◆ Given instruction
A verbatim copy of the records is required, with all pictures left out.

***** Dataset content

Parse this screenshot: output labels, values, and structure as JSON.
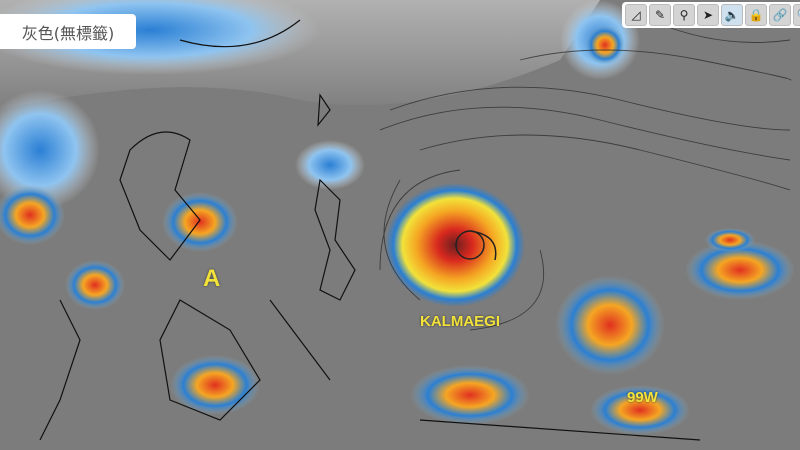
{
  "layer_label": "灰色(無標籤)",
  "toolbar": [
    {
      "icon": "ruler-icon",
      "glyph": "◿",
      "active": false
    },
    {
      "icon": "pencil-icon",
      "glyph": "✎",
      "active": false
    },
    {
      "icon": "map-pin-icon",
      "glyph": "⚲",
      "active": false
    },
    {
      "icon": "navigation-arrow-icon",
      "glyph": "➤",
      "active": false
    },
    {
      "icon": "speaker-icon",
      "glyph": "🔈",
      "active": true
    },
    {
      "icon": "lock-icon",
      "glyph": "🔒",
      "active": false
    },
    {
      "icon": "link-icon",
      "glyph": "🔗",
      "active": false
    },
    {
      "icon": "search-icon",
      "glyph": "🔍",
      "active": false
    }
  ],
  "map_labels": {
    "a": "A",
    "typhoon": "KALMAEGI",
    "invest": "99W"
  },
  "colors": {
    "label": "#f2e23a",
    "cloud_cold": "#e03020",
    "cloud_mid": "#f5a623",
    "cloud_cool": "#2a7fd4"
  }
}
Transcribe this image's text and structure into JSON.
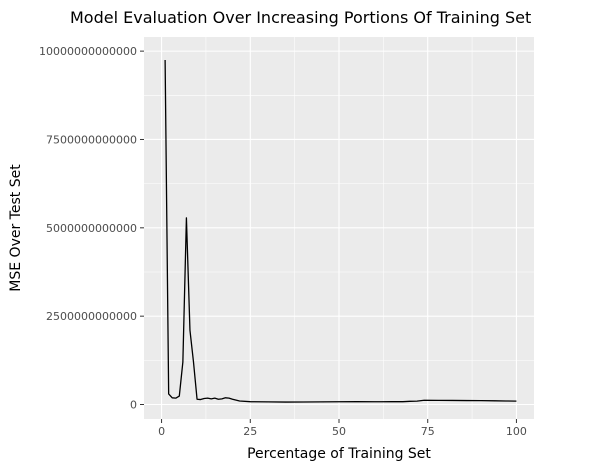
{
  "chart_data": {
    "type": "line",
    "title": "Model Evaluation Over Increasing Portions Of Training Set",
    "xlabel": "Percentage of Training Set",
    "ylabel": "MSE Over Test Set",
    "xlim": [
      -4.95,
      104.95
    ],
    "ylim": [
      -410000000000,
      10400000000000
    ],
    "x_ticks": [
      0,
      25,
      50,
      75,
      100
    ],
    "x_tick_labels": [
      "0",
      "25",
      "50",
      "75",
      "100"
    ],
    "y_ticks": [
      0,
      2500000000000,
      5000000000000,
      7500000000000,
      10000000000000
    ],
    "y_tick_labels": [
      "0",
      "2500000000000",
      "5000000000000",
      "7500000000000",
      "10000000000000"
    ],
    "grid": true,
    "series": [
      {
        "color": "#000000",
        "x": [
          1,
          2,
          3,
          4,
          5,
          6,
          7,
          8,
          9,
          10,
          11,
          12,
          13,
          14,
          15,
          16,
          17,
          18,
          19,
          20,
          22,
          25,
          30,
          35,
          40,
          45,
          50,
          55,
          60,
          65,
          68,
          70,
          72,
          74,
          78,
          82,
          86,
          90,
          94,
          97,
          100
        ],
        "y": [
          9750000000000,
          300000000000,
          190000000000,
          180000000000,
          240000000000,
          1200000000000,
          5280000000000,
          2100000000000,
          1200000000000,
          150000000000,
          140000000000,
          170000000000,
          180000000000,
          160000000000,
          180000000000,
          150000000000,
          160000000000,
          190000000000,
          180000000000,
          150000000000,
          100000000000,
          80000000000,
          75000000000,
          70000000000,
          72000000000,
          74000000000,
          78000000000,
          80000000000,
          78000000000,
          80000000000,
          80000000000,
          90000000000,
          95000000000,
          120000000000,
          118000000000,
          115000000000,
          112000000000,
          110000000000,
          105000000000,
          100000000000,
          95000000000
        ]
      }
    ]
  }
}
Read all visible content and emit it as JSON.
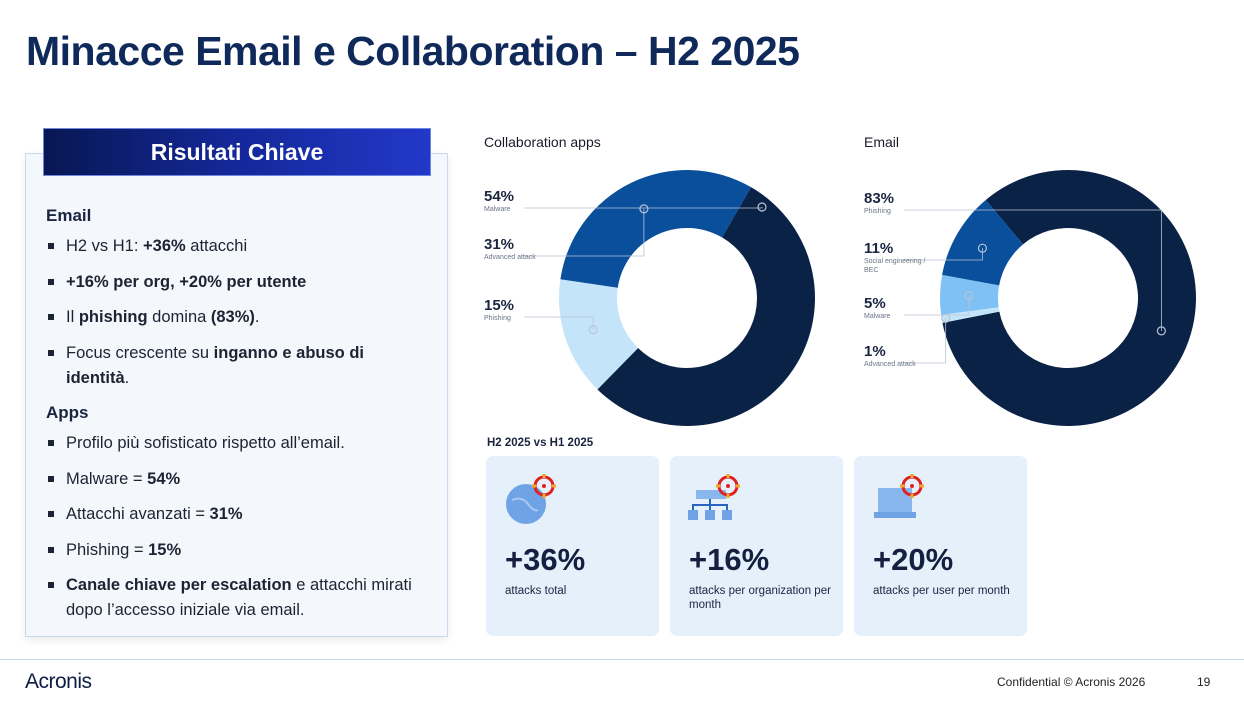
{
  "title": "Minacce Email e Collaboration – H2 2025",
  "panel": {
    "header": "Risultati Chiave",
    "sections": [
      {
        "heading": "Email",
        "items": [
          [
            [
              "H2 vs H1: ",
              false
            ],
            [
              "+36%",
              true
            ],
            [
              " attacchi",
              false
            ]
          ],
          [
            [
              "+16% per org, +20% per utente",
              true
            ]
          ],
          [
            [
              "Il ",
              false
            ],
            [
              "phishing",
              true
            ],
            [
              " domina ",
              false
            ],
            [
              "(83%)",
              true
            ],
            [
              ".",
              false
            ]
          ],
          [
            [
              "Focus crescente su ",
              false
            ],
            [
              "inganno e abuso di identità",
              true
            ],
            [
              ".",
              false
            ]
          ]
        ]
      },
      {
        "heading": "Apps",
        "items": [
          [
            [
              "Profilo più sofisticato rispetto all’email.",
              false
            ]
          ],
          [
            [
              "Malware = ",
              false
            ],
            [
              "54%",
              true
            ]
          ],
          [
            [
              "Attacchi avanzati = ",
              false
            ],
            [
              "31%",
              true
            ]
          ],
          [
            [
              "Phishing = ",
              false
            ],
            [
              "15%",
              true
            ]
          ],
          [
            [
              "Canale chiave per escalation",
              true
            ],
            [
              " e attacchi mirati dopo l’accesso iniziale via email.",
              false
            ]
          ]
        ]
      }
    ]
  },
  "chart_data": [
    {
      "type": "pie",
      "title": "Collaboration apps",
      "donut": true,
      "slices": [
        {
          "label": "Malware",
          "value": 54,
          "display": "54%",
          "color": "#0b2247"
        },
        {
          "label": "Phishing",
          "value": 15,
          "display": "15%",
          "color": "#c4e4fa"
        },
        {
          "label": "Advanced attack",
          "value": 31,
          "display": "31%",
          "color": "#0a4f9c"
        }
      ],
      "label_order": [
        0,
        2,
        1
      ]
    },
    {
      "type": "pie",
      "title": "Email",
      "donut": true,
      "slices": [
        {
          "label": "Phishing",
          "value": 83,
          "display": "83%",
          "color": "#0b2247"
        },
        {
          "label": "Advanced attack",
          "value": 1,
          "display": "1%",
          "color": "#c4e4fa"
        },
        {
          "label": "Malware",
          "value": 5,
          "display": "5%",
          "color": "#7fc0f5"
        },
        {
          "label": "Social engineering / BEC",
          "value": 11,
          "display": "11%",
          "color": "#0a4f9c"
        }
      ],
      "label_order": [
        0,
        3,
        2,
        1
      ]
    }
  ],
  "comparison": {
    "label": "H2 2025 vs H1 2025",
    "cards": [
      {
        "value": "+36%",
        "desc": "attacks total",
        "icon": "globe-target-icon"
      },
      {
        "value": "+16%",
        "desc": "attacks per organization per month",
        "icon": "org-chart-target-icon"
      },
      {
        "value": "+20%",
        "desc": "attacks per user per month",
        "icon": "laptop-target-icon"
      }
    ]
  },
  "footer": {
    "logo": "Acronis",
    "confidential": "Confidential © Acronis 2026",
    "page": "19"
  }
}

**********

◆ Result
Parse this screenshot: output labels, values, and structure as JSON.
{
  "layer_label": "灰色(無標籤)",
  "toolbar": [
    {
      "icon": "ruler-icon",
      "glyph": "◿",
      "active": false
    },
    {
      "icon": "pencil-icon",
      "glyph": "✎",
      "active": false
    },
    {
      "icon": "map-pin-icon",
      "glyph": "⚲",
      "active": false
    },
    {
      "icon": "navigation-arrow-icon",
      "glyph": "➤",
      "active": false
    },
    {
      "icon": "speaker-icon",
      "glyph": "🔈",
      "active": true
    },
    {
      "icon": "lock-icon",
      "glyph": "🔒",
      "active": false
    },
    {
      "icon": "link-icon",
      "glyph": "🔗",
      "active": false
    },
    {
      "icon": "search-icon",
      "glyph": "🔍",
      "active": false
    }
  ],
  "map_labels": {
    "a": "A",
    "typhoon": "KALMAEGI",
    "invest": "99W"
  },
  "colors": {
    "label": "#f2e23a",
    "cloud_cold": "#e03020",
    "cloud_mid": "#f5a623",
    "cloud_cool": "#2a7fd4"
  }
}
Transcribe this image's text and structure into JSON.
{
  "chart_data": {
    "type": "line",
    "title": "Model Evaluation Over Increasing Portions Of Training Set",
    "xlabel": "Percentage of Training Set",
    "ylabel": "MSE Over Test Set",
    "xlim": [
      -4.95,
      104.95
    ],
    "ylim": [
      -410000000000,
      10400000000000
    ],
    "x_ticks": [
      0,
      25,
      50,
      75,
      100
    ],
    "x_tick_labels": [
      "0",
      "25",
      "50",
      "75",
      "100"
    ],
    "y_ticks": [
      0,
      2500000000000,
      5000000000000,
      7500000000000,
      10000000000000
    ],
    "y_tick_labels": [
      "0",
      "2500000000000",
      "5000000000000",
      "7500000000000",
      "10000000000000"
    ],
    "grid": true,
    "series": [
      {
        "color": "#000000",
        "x": [
          1,
          2,
          3,
          4,
          5,
          6,
          7,
          8,
          9,
          10,
          11,
          12,
          13,
          14,
          15,
          16,
          17,
          18,
          19,
          20,
          22,
          25,
          30,
          35,
          40,
          45,
          50,
          55,
          60,
          65,
          68,
          70,
          72,
          74,
          78,
          82,
          86,
          90,
          94,
          97,
          100
        ],
        "y": [
          9750000000000,
          300000000000,
          190000000000,
          180000000000,
          240000000000,
          1200000000000,
          5280000000000,
          2100000000000,
          1200000000000,
          150000000000,
          140000000000,
          170000000000,
          180000000000,
          160000000000,
          180000000000,
          150000000000,
          160000000000,
          190000000000,
          180000000000,
          150000000000,
          100000000000,
          80000000000,
          75000000000,
          70000000000,
          72000000000,
          74000000000,
          78000000000,
          80000000000,
          78000000000,
          80000000000,
          80000000000,
          90000000000,
          95000000000,
          120000000000,
          118000000000,
          115000000000,
          112000000000,
          110000000000,
          105000000000,
          100000000000,
          95000000000
        ]
      }
    ]
  }
}
Read all visible content and emit it as JSON.
{
  "title": "Minacce Email e Collaboration – H2 2025",
  "panel": {
    "header": "Risultati Chiave",
    "sections": [
      {
        "heading": "Email",
        "items": [
          [
            [
              "H2 vs H1: ",
              false
            ],
            [
              "+36%",
              true
            ],
            [
              " attacchi",
              false
            ]
          ],
          [
            [
              "+16% per org, +20% per utente",
              true
            ]
          ],
          [
            [
              "Il ",
              false
            ],
            [
              "phishing",
              true
            ],
            [
              " domina ",
              false
            ],
            [
              "(83%)",
              true
            ],
            [
              ".",
              false
            ]
          ],
          [
            [
              "Focus crescente su ",
              false
            ],
            [
              "inganno e abuso di identità",
              true
            ],
            [
              ".",
              false
            ]
          ]
        ]
      },
      {
        "heading": "Apps",
        "items": [
          [
            [
              "Profilo più sofisticato rispetto all’email.",
              false
            ]
          ],
          [
            [
              "Malware = ",
              false
            ],
            [
              "54%",
              true
            ]
          ],
          [
            [
              "Attacchi avanzati = ",
              false
            ],
            [
              "31%",
              true
            ]
          ],
          [
            [
              "Phishing = ",
              false
            ],
            [
              "15%",
              true
            ]
          ],
          [
            [
              "Canale chiave per escalation",
              true
            ],
            [
              " e attacchi mirati dopo l’accesso iniziale via email.",
              false
            ]
          ]
        ]
      }
    ]
  },
  "chart_data": [
    {
      "type": "pie",
      "title": "Collaboration apps",
      "donut": true,
      "slices": [
        {
          "label": "Malware",
          "value": 54,
          "display": "54%",
          "color": "#0b2247"
        },
        {
          "label": "Phishing",
          "value": 15,
          "display": "15%",
          "color": "#c4e4fa"
        },
        {
          "label": "Advanced attack",
          "value": 31,
          "display": "31%",
          "color": "#0a4f9c"
        }
      ],
      "label_order": [
        0,
        2,
        1
      ]
    },
    {
      "type": "pie",
      "title": "Email",
      "donut": true,
      "slices": [
        {
          "label": "Phishing",
          "value": 83,
          "display": "83%",
          "color": "#0b2247"
        },
        {
          "label": "Advanced attack",
          "value": 1,
          "display": "1%",
          "color": "#c4e4fa"
        },
        {
          "label": "Malware",
          "value": 5,
          "display": "5%",
          "color": "#7fc0f5"
        },
        {
          "label": "Social engineering / BEC",
          "value": 11,
          "display": "11%",
          "color": "#0a4f9c"
        }
      ],
      "label_order": [
        0,
        3,
        2,
        1
      ]
    }
  ],
  "comparison": {
    "label": "H2 2025 vs H1 2025",
    "cards": [
      {
        "value": "+36%",
        "desc": "attacks total",
        "icon": "globe-target-icon"
      },
      {
        "value": "+16%",
        "desc": "attacks per organization per month",
        "icon": "org-chart-target-icon"
      },
      {
        "value": "+20%",
        "desc": "attacks per user per month",
        "icon": "laptop-target-icon"
      }
    ]
  },
  "footer": {
    "logo": "Acronis",
    "confidential": "Confidential © Acronis 2026",
    "page": "19"
  }
}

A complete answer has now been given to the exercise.